Why not invest in a Yamaha 624??? The Yamahas can climb stairs and you can add wings to the side weldments of the 624 if desired. A pair of white pine 8' 2 by 12's will work as they are long enough to make a ramp.


----------



## Nan_wpg (Jan 15, 2015)

leonz said:


> ==========================================================================================
> 
> Why not invest in a Yamaha 624??? The Yamahas can climb stairs and you can add wings to the side weldments of the 624 if desired. A pair of white pine 8' 2 by 12's will work as they are long enough to make a ramp.


too expensive, small motor. And honestly Yamaha,snowblowers creep me out. Never seen one. Never knew they made em until today. And moving snow doesn’t talk about them at all.
that being said I’ll dig a little deeper but I’m thinking no at this time after a quick web search


----------



## leonz (Dec 12, 2014)

What creeps you out about them, the price????????? 

Their snow blowers are tested and developed and used in the northern Honshu and Hokkaido Islands of Japan long before they are shipped to Canada and Europe for sale in their dealer network.

All three models are a very high quality build machine. 

Buying a high quality heavier machine costs more and heavier construction means that they will be better able to handle high volume tonnage snow removal demands.

The impeller housing and chute have slick sheet material that is used to line the chute and impeller housing and reduce any chance of plugging to a bare minimum.

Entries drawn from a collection

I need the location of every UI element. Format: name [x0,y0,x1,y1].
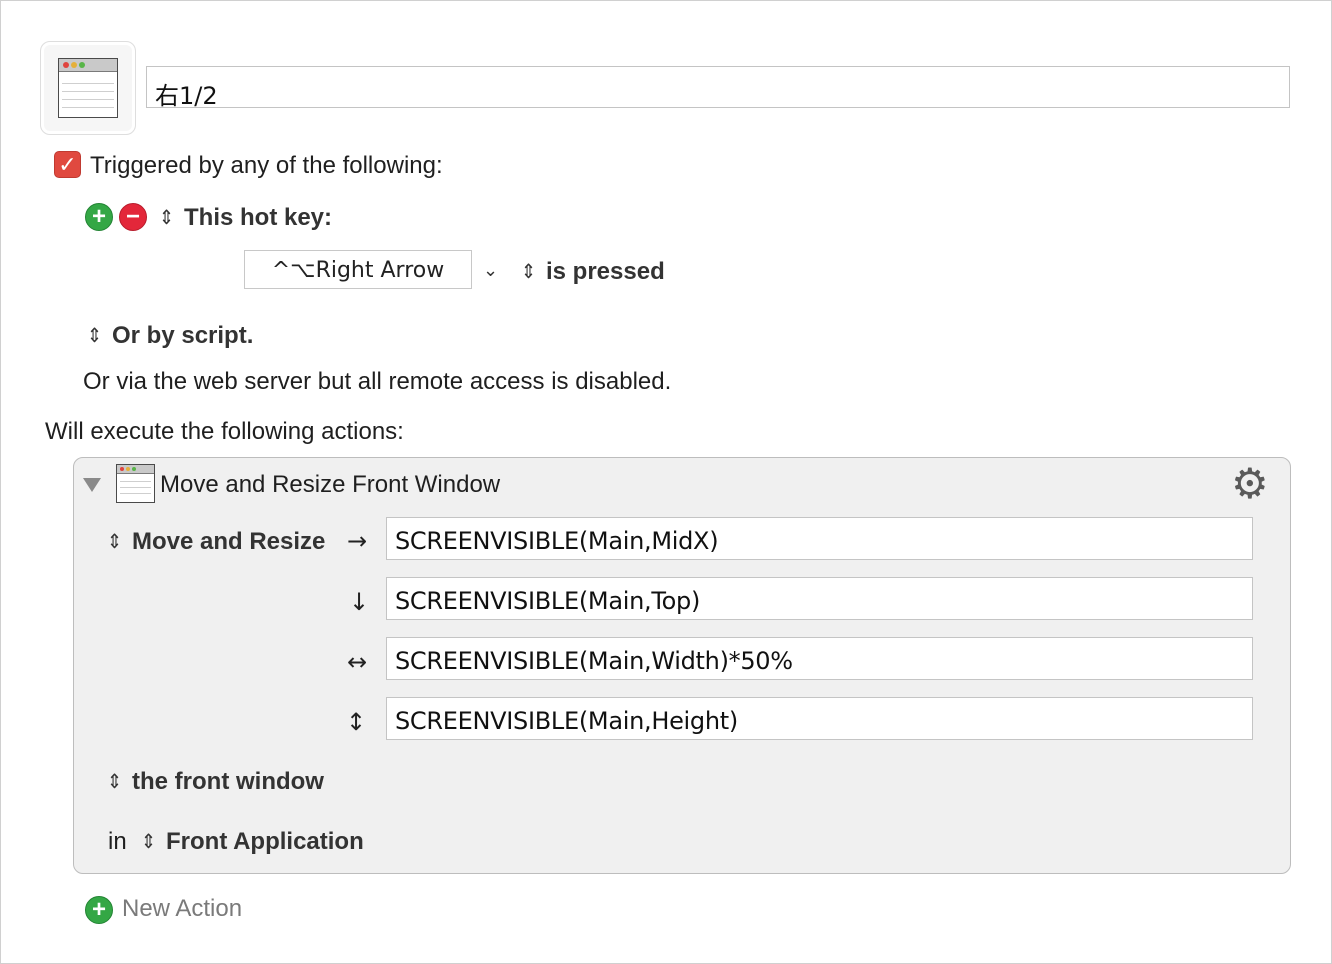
chevron-down-icon[interactable]: ⌄ [483,260,498,281]
arrow-right-icon: → [347,527,368,555]
y-position-field[interactable]: SCREENVISIBLE(Main,Top) [386,577,1253,620]
macro-name-field[interactable]: 右1/2 [146,66,1290,110]
remove-trigger-button[interactable]: − [119,203,147,231]
gear-icon[interactable]: ⚙ [1231,463,1269,505]
mode-updown-icon[interactable]: ⇕ [107,529,122,553]
disclosure-triangle-icon[interactable] [83,478,101,492]
new-action-label[interactable]: New Action [122,895,242,923]
trigger-type-updown-icon[interactable]: ⇕ [159,205,174,229]
window-target-updown-icon[interactable]: ⇕ [107,769,122,793]
plus-icon: + [91,896,106,923]
trigger-type-label[interactable]: This hot key: [184,204,332,232]
hotkey-field[interactable]: ^⌥Right Arrow [244,250,472,289]
mode-popup[interactable]: Move and Resize [132,528,325,556]
script-trigger-label[interactable]: Or by script. [112,322,253,350]
window-target-popup[interactable]: the front window [132,768,324,796]
height-field[interactable]: SCREENVISIBLE(Main,Height) [386,697,1253,740]
web-server-text: Or via the web server but all remote acc… [83,368,672,395]
app-target-updown-icon[interactable]: ⇕ [141,829,156,853]
width-field[interactable]: SCREENVISIBLE(Main,Width)*50% [386,637,1253,680]
in-label: in [108,828,127,855]
add-trigger-button[interactable]: + [85,203,113,231]
x-position-field[interactable]: SCREENVISIBLE(Main,MidX) [386,517,1253,560]
condition-updown-icon[interactable]: ⇕ [521,259,536,283]
arrow-up-down-icon: ↕ [346,708,367,736]
plus-icon: + [91,203,106,230]
window-icon [58,58,118,118]
hotkey-condition-popup[interactable]: is pressed [546,258,665,286]
script-trigger-updown-icon[interactable]: ⇕ [87,323,102,347]
actions-header: Will execute the following actions: [45,418,404,445]
triggers-header: Triggered by any of the following: [90,152,443,179]
triggers-enabled-checkbox[interactable]: ✓ [54,151,81,178]
window-icon [116,464,155,503]
minus-icon: − [125,203,140,230]
new-action-button[interactable]: + [85,896,113,924]
app-target-popup[interactable]: Front Application [166,828,364,856]
arrow-left-right-icon: ↔ [347,648,368,676]
action-title: Move and Resize Front Window [160,471,501,498]
arrow-down-icon: ↓ [349,588,370,616]
macro-icon-well[interactable] [40,41,136,135]
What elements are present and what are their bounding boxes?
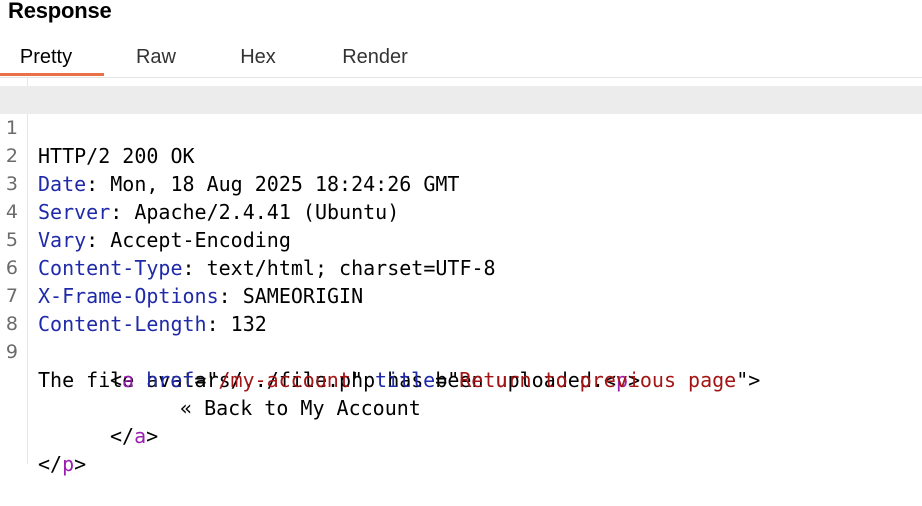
active-tab-indicator [0,73,104,76]
tab-raw[interactable]: Raw [120,38,192,76]
tab-hex[interactable]: Hex [224,38,292,76]
view-tabs: Pretty Raw Hex Render [0,38,922,78]
html-tag-p-close: p [62,452,75,476]
tab-pretty[interactable]: Pretty [0,38,92,76]
code-line-5: 5 Content-Type: text/html; charset=UTF-8 [0,198,922,280]
response-title: Response [8,0,112,23]
code-line-9-wrap-1: <a href="/my-account" title="Return to p… [110,368,761,392]
code-line-9-wrap-4: </p> [38,452,87,476]
code-line-2: 2 Date: Mon, 18 Aug 2025 18:24:26 GMT [0,114,922,196]
code-line-6: 6 X-Frame-Options: SAMEORIGIN [0,226,922,308]
code-line-3: 3 Server: Apache/2.4.41 (Ubuntu) [0,142,922,224]
code-line-1: 1 HTTP/2 200 OK [0,86,922,168]
code-line-9-wrap-3: </a> [110,424,159,448]
code-line-7: 7 Content-Length: 132 [0,254,922,336]
code-line-4: 4 Vary: Accept-Encoding [0,170,922,252]
code-line-8: 8 [0,282,922,335]
code-line-9-wrap-2: « Back to My Account [0,366,922,420]
tab-render[interactable]: Render [326,38,424,76]
response-editor[interactable]: 1 HTTP/2 200 OK 2 Date: Mon, 18 Aug 2025… [0,86,922,476]
tabs-divider [0,77,922,78]
code-line-9: 9 The file avatars/../file.php has been … [0,310,922,392]
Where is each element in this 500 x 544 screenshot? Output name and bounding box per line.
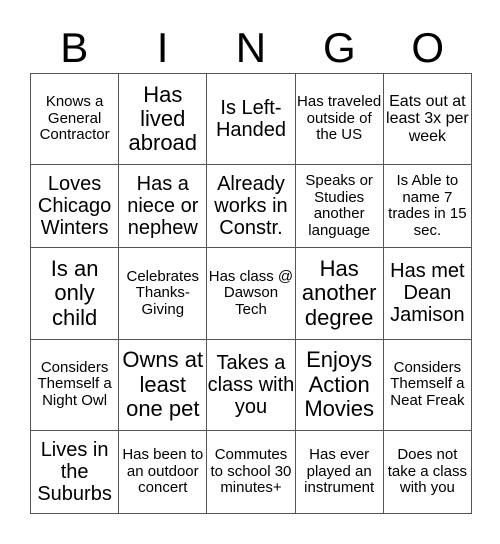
bingo-cell[interactable]: Is Left-Handed [206, 72, 296, 166]
grid-row: Loves Chicago Winters Has a niece or nep… [29, 164, 473, 249]
bingo-cell[interactable]: Knows a General Contractor [29, 72, 120, 166]
bingo-cell[interactable]: Has another degree [294, 247, 384, 340]
bingo-cell[interactable]: Celebrates Thanks-Giving [118, 247, 208, 340]
header-letter-b: B [60, 24, 89, 71]
bingo-cell[interactable]: Lives in the Suburbs [29, 429, 120, 515]
bingo-cell[interactable]: Eats out at least 3x per week [382, 72, 473, 166]
bingo-cell[interactable]: Does not take a class with you [382, 429, 473, 515]
grid-row: Considers Themself a Night Owl Owns at l… [29, 338, 473, 431]
bingo-cell[interactable]: Is Able to name 7 trades in 15 sec. [382, 164, 473, 249]
bingo-cell[interactable]: Has lived abroad [118, 72, 208, 166]
bingo-cell[interactable]: Has ever played an instrument [294, 429, 384, 515]
grid-row: Is an only child Celebrates Thanks-Givin… [29, 247, 473, 340]
bingo-cell[interactable]: Commutes to school 30 minutes+ [206, 429, 296, 515]
bingo-cell[interactable]: Has class @ Dawson Tech [206, 247, 296, 340]
bingo-cell[interactable]: Loves Chicago Winters [29, 164, 120, 249]
bingo-grid: Knows a General Contractor Has lived abr… [29, 72, 473, 515]
grid-row: Lives in the Suburbs Has been to an outd… [29, 429, 473, 515]
bingo-cell[interactable]: Has been to an outdoor concert [118, 429, 208, 515]
header-letter-o: O [411, 24, 445, 71]
bingo-cell[interactable]: Considers Themself a Night Owl [29, 338, 120, 431]
bingo-cell[interactable]: Is an only child [29, 247, 120, 340]
bingo-cell[interactable]: Considers Themself a Neat Freak [382, 338, 473, 431]
bingo-cell[interactable]: Speaks or Studies another language [294, 164, 384, 249]
bingo-cell[interactable]: Owns at least one pet [118, 338, 208, 431]
bingo-cell[interactable]: Has met Dean Jamison [382, 247, 473, 340]
grid-row: Knows a General Contractor Has lived abr… [29, 72, 473, 166]
bingo-cell[interactable]: Has a niece or nephew [118, 164, 208, 249]
header-letter-g: G [323, 24, 356, 71]
bingo-cell[interactable]: Enjoys Action Movies [294, 338, 384, 431]
bingo-cell[interactable]: Has traveled outside of the US [294, 72, 384, 166]
bingo-header: B I N G O [30, 24, 472, 72]
header-letter-i: I [156, 24, 169, 71]
header-letter-n: N [235, 24, 267, 71]
bingo-cell[interactable]: Already works in Constr. [206, 164, 296, 249]
bingo-cell[interactable]: Takes a class with you [206, 338, 296, 431]
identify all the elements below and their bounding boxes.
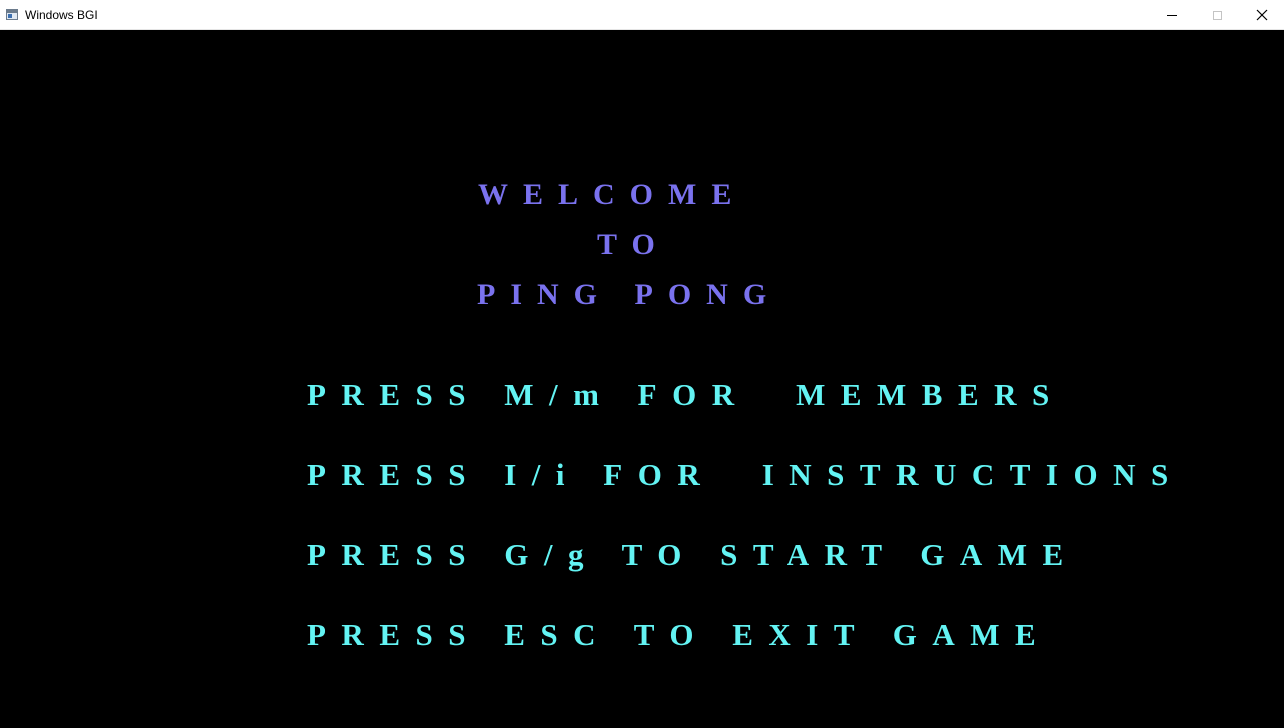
start-game-option: PRESS G/g TO START GAME [307, 537, 1079, 572]
close-button[interactable] [1239, 0, 1284, 30]
game-canvas[interactable]: WELCOME TO PING PONG PRESS M/m FOR MEMBE… [0, 30, 1284, 728]
minimize-icon [1167, 14, 1177, 16]
to-text: TO [597, 228, 670, 261]
members-option: PRESS M/m FOR MEMBERS [307, 377, 1065, 412]
maximize-button[interactable] [1194, 0, 1240, 30]
window-title: Windows BGI [25, 8, 98, 22]
exit-game-option: PRESS ESC TO EXIT GAME [307, 617, 1052, 652]
bgi-window: Windows BGI WELCOME TO PING PONG PRESS M… [0, 0, 1284, 728]
ping-pong-title: PING PONG [477, 278, 782, 311]
welcome-text: WELCOME [478, 178, 747, 211]
minimize-button[interactable] [1149, 0, 1195, 30]
app-window-icon [6, 9, 18, 20]
instructions-option: PRESS I/i FOR INSTRUCTIONS [307, 457, 1184, 492]
title-bar[interactable]: Windows BGI [0, 0, 1284, 30]
close-icon [1256, 9, 1268, 21]
maximize-icon [1212, 10, 1222, 20]
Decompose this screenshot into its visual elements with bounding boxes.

* _Exercise tasks_
1. Condense the paragraph of the snowblower thread that begins "Their snow blowers are tested" into a short list of its main facts.
2. Resume the snowblower thread after its last sentence and carry it on in the same voice.

* _Answers by task_
1.
- Yamaha snow blowers are tested, developed and used in northern Honshu and Hokkaido, Japan.
- This happens before they are shipped to Canada and Europe.
- There they are sold through the company's dealer network.

2.
Moving snow does not talk about them because we cannot get them south of the Canadian border.


----------



## leonz (Dec 12, 2014)

Go to youtube and type in Yamaha 624 snow blower before you open your wallet and look for Luc Gallants post about his 624 and what he has cleared with it. I seriously doubt an ariens can chew into the snow boulders Luc was clearing off in front of his driveway courtesy of the road graders.


----------



## Smokie1 (Sep 17, 2019)

You won’t see a Yamaha on Moving Snow. Paul is in the US, and Yamaha is not sold in the US, so I don’t believe Paul evaluates them. There a pricey machine, but they have a solid reputation from what I’ve been told. Being from WI, I’ve never had a chance to use one.


----------



## Nan_wpg (Jan 15, 2015)

leonz said:


> Go to youtube and type in Yamaha 624 snow blower before you open your wallet and look for Luc Gallants post about his 624 and what he has cleared with it. I seriously doubt an ariens can chew into the snow boulders Luc was clearing off in front of his driveway courtesy of the road graders.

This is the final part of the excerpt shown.